» **TO DO**:
Reproduce the listing below word for word, leaving out the picture.

» **INFORMATION SHOWN**:
---*---
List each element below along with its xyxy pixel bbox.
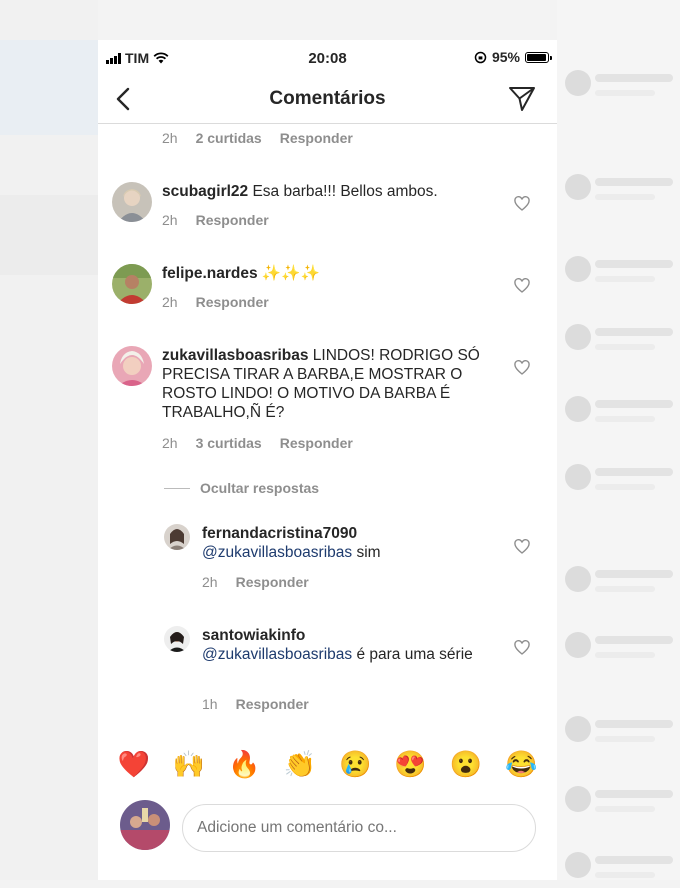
comment-time: 2h [202, 574, 218, 590]
like-heart-icon[interactable] [514, 640, 530, 656]
previous-comment-meta: 2h 2 curtidas Responder [162, 130, 353, 146]
reply-button[interactable]: Responder [236, 574, 309, 590]
comment-username[interactable]: scubagirl22 [162, 183, 248, 200]
hide-replies-toggle[interactable]: Ocultar respostas [164, 480, 319, 496]
status-bar: TIM 20:08 95% [98, 40, 557, 76]
comment-text: fernandacristina7090 @zukavillasboasriba… [202, 524, 502, 562]
background-block [0, 40, 98, 135]
comment-username[interactable]: zukavillasboasribas [162, 347, 308, 364]
comment-username[interactable]: fernandacristina7090 [202, 524, 502, 543]
emoji-raised-hands[interactable]: 🙌 [173, 749, 205, 780]
comment-meta: 2h Responder [162, 212, 269, 228]
comment-composer [98, 792, 557, 862]
battery-icon [525, 51, 552, 63]
comment-username[interactable]: santowiakinfo [202, 626, 502, 645]
reply-button[interactable]: Responder [280, 130, 353, 146]
background-block [0, 195, 98, 275]
comment-meta: 2h Responder [202, 574, 309, 590]
emoji-surprised[interactable]: 😮 [450, 749, 482, 780]
page-title: Comentários [269, 88, 386, 109]
comment-time: 2h [162, 130, 178, 146]
comment-body: Esa barba!!! Bellos ambos. [248, 183, 438, 200]
mention-link[interactable]: @zukavillasboasribas [202, 544, 352, 561]
avatar[interactable] [164, 524, 190, 550]
like-heart-icon[interactable] [514, 278, 530, 294]
reply-button[interactable]: Responder [236, 696, 309, 712]
comment-body: é para uma série [352, 646, 473, 663]
emoji-reaction-bar: ❤️ 🙌 🔥 👏 😢 😍 😮 😂 [98, 740, 557, 788]
comment-text: felipe.nardes ✨✨✨ [162, 264, 492, 283]
reply-button[interactable]: Responder [196, 212, 269, 228]
emoji-laughing[interactable]: 😂 [505, 749, 537, 780]
reply-button[interactable]: Responder [196, 294, 269, 310]
comment-input[interactable] [182, 804, 536, 852]
battery-percent: 95% [491, 49, 520, 65]
emoji-heart[interactable]: ❤️ [118, 749, 150, 780]
current-user-avatar[interactable] [120, 800, 170, 850]
direct-message-icon[interactable] [507, 84, 537, 114]
reply-button[interactable]: Responder [280, 435, 353, 451]
background-left-blur [0, 0, 98, 880]
avatar[interactable] [112, 182, 152, 222]
emoji-heart-eyes[interactable]: 😍 [394, 749, 426, 780]
avatar[interactable] [112, 346, 152, 386]
comment-time: 2h [162, 294, 178, 310]
hide-replies-label: Ocultar respostas [200, 480, 320, 496]
comment-time: 2h [162, 435, 178, 451]
emoji-fire[interactable]: 🔥 [228, 749, 260, 780]
comment-text: scubagirl22 Esa barba!!! Bellos ambos. [162, 182, 492, 201]
background-right-blur [557, 0, 680, 880]
comment-text: santowiakinfo @zukavillasboasribas é par… [202, 626, 502, 664]
like-heart-icon[interactable] [514, 360, 530, 376]
avatar[interactable] [164, 626, 190, 652]
header: Comentários [98, 76, 557, 124]
comments-screen: TIM 20:08 95% Comentários 2h 2 curtidas … [98, 40, 557, 880]
mention-link[interactable]: @zukavillasboasribas [202, 646, 352, 663]
comment-meta: 2h 3 curtidas Responder [162, 435, 353, 451]
comment-text: zukavillasboasribas LINDOS! RODRIGO SÓ P… [162, 346, 492, 422]
like-heart-icon[interactable] [514, 539, 530, 555]
comment-meta: 1h Responder [202, 696, 309, 712]
comment-time: 2h [162, 212, 178, 228]
avatar[interactable] [112, 264, 152, 304]
likes-count[interactable]: 2 curtidas [196, 130, 262, 146]
emoji-clapping[interactable]: 👏 [284, 749, 316, 780]
likes-count[interactable]: 3 curtidas [196, 435, 262, 451]
comment-body: ✨✨✨ [257, 265, 320, 282]
comment-body: sim [352, 544, 381, 561]
like-heart-icon[interactable] [514, 196, 530, 212]
comment-time: 1h [202, 696, 218, 712]
comment-meta: 2h Responder [162, 294, 269, 310]
emoji-crying[interactable]: 😢 [339, 749, 371, 780]
comment-username[interactable]: felipe.nardes [162, 265, 258, 282]
divider [164, 487, 190, 489]
orientation-lock-icon [474, 51, 487, 63]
---*---
» **EXERCISE OUTPUT**:
List each element below along with its xyxy pixel bbox.
comment-time: 2h [202, 574, 218, 590]
like-heart-icon[interactable] [514, 640, 530, 656]
previous-comment-meta: 2h 2 curtidas Responder [162, 130, 353, 146]
reply-button[interactable]: Responder [236, 574, 309, 590]
comment-username[interactable]: scubagirl22 [162, 183, 248, 200]
hide-replies-toggle[interactable]: Ocultar respostas [164, 480, 319, 496]
status-bar: TIM 20:08 95% [98, 40, 557, 76]
comment-text: fernandacristina7090 @zukavillasboasriba… [202, 524, 502, 562]
background-block [0, 40, 98, 135]
comment-username[interactable]: zukavillasboasribas [162, 347, 308, 364]
comment-username[interactable]: fernandacristina7090 [202, 524, 502, 543]
emoji-raised-hands[interactable]: 🙌 [173, 749, 205, 780]
comment-meta: 2h Responder [162, 212, 269, 228]
comment-composer [98, 792, 557, 862]
battery-icon [525, 51, 552, 63]
comment-username[interactable]: santowiakinfo [202, 626, 502, 645]
reply-button[interactable]: Responder [280, 130, 353, 146]
background-block [0, 195, 98, 275]
comment-meta: 2h Responder [202, 574, 309, 590]
emoji-surprised[interactable]: 😮 [450, 749, 482, 780]
page-title: Comentários [269, 88, 386, 109]
comment-time: 2h [162, 130, 178, 146]
comment-body: Esa barba!!! Bellos ambos. [248, 183, 438, 200]
mention-link[interactable]: @zukavillasboasribas [202, 544, 352, 561]
avatar[interactable] [164, 524, 190, 550]
like-heart-icon[interactable] [514, 278, 530, 294]
reply-button[interactable]: Responder [236, 696, 309, 712]
comment-body: é para uma série [352, 646, 473, 663]
emoji-reaction-bar: ❤️ 🙌 🔥 👏 😢 😍 😮 😂 [98, 740, 557, 788]
comment-text: felipe.nardes ✨✨✨ [162, 264, 492, 283]
reply-button[interactable]: Responder [196, 212, 269, 228]
emoji-laughing[interactable]: 😂 [505, 749, 537, 780]
reply-button[interactable]: Responder [196, 294, 269, 310]
comment-input[interactable] [182, 804, 536, 852]
battery-percent: 95% [491, 49, 520, 65]
emoji-heart[interactable]: ❤️ [118, 749, 150, 780]
current-user-avatar[interactable] [120, 800, 170, 850]
direct-message-icon[interactable] [507, 84, 537, 114]
reply-button[interactable]: Responder [280, 435, 353, 451]
background-left-blur [0, 0, 98, 880]
avatar[interactable] [112, 182, 152, 222]
emoji-heart-eyes[interactable]: 😍 [394, 749, 426, 780]
avatar[interactable] [112, 346, 152, 386]
comment-time: 2h [162, 294, 178, 310]
hide-replies-label: Ocultar respostas [200, 480, 320, 496]
comment-time: 2h [162, 435, 178, 451]
emoji-fire[interactable]: 🔥 [228, 749, 260, 780]
comment-text: scubagirl22 Esa barba!!! Bellos ambos. [162, 182, 492, 201]
background-right-blur [557, 0, 680, 880]
comment-text: santowiakinfo @zukavillasboasribas é par… [202, 626, 502, 664]
like-heart-icon[interactable] [514, 360, 530, 376]
avatar[interactable] [164, 626, 190, 652]
header: Comentários [98, 76, 557, 124]
comments-screen: TIM 20:08 95% Comentários 2h 2 curtidas … [98, 40, 557, 880]
mention-link[interactable]: @zukavillasboasribas [202, 646, 352, 663]
comment-meta: 2h 3 curtidas Responder [162, 435, 353, 451]
comment-text: zukavillasboasribas LINDOS! RODRIGO SÓ P… [162, 346, 492, 422]
like-heart-icon[interactable] [514, 539, 530, 555]
comment-meta: 1h Responder [202, 696, 309, 712]
comment-time: 2h [162, 212, 178, 228]
avatar[interactable] [112, 264, 152, 304]
likes-count[interactable]: 2 curtidas [196, 130, 262, 146]
emoji-clapping[interactable]: 👏 [284, 749, 316, 780]
likes-count[interactable]: 3 curtidas [196, 435, 262, 451]
comment-body: ✨✨✨ [257, 265, 320, 282]
comment-body: sim [352, 544, 381, 561]
like-heart-icon[interactable] [514, 196, 530, 212]
comment-time: 1h [202, 696, 218, 712]
comment-meta: 2h Responder [162, 294, 269, 310]
emoji-crying[interactable]: 😢 [339, 749, 371, 780]
comment-username[interactable]: felipe.nardes [162, 265, 258, 282]
divider [164, 487, 190, 489]
orientation-lock-icon [474, 51, 487, 63]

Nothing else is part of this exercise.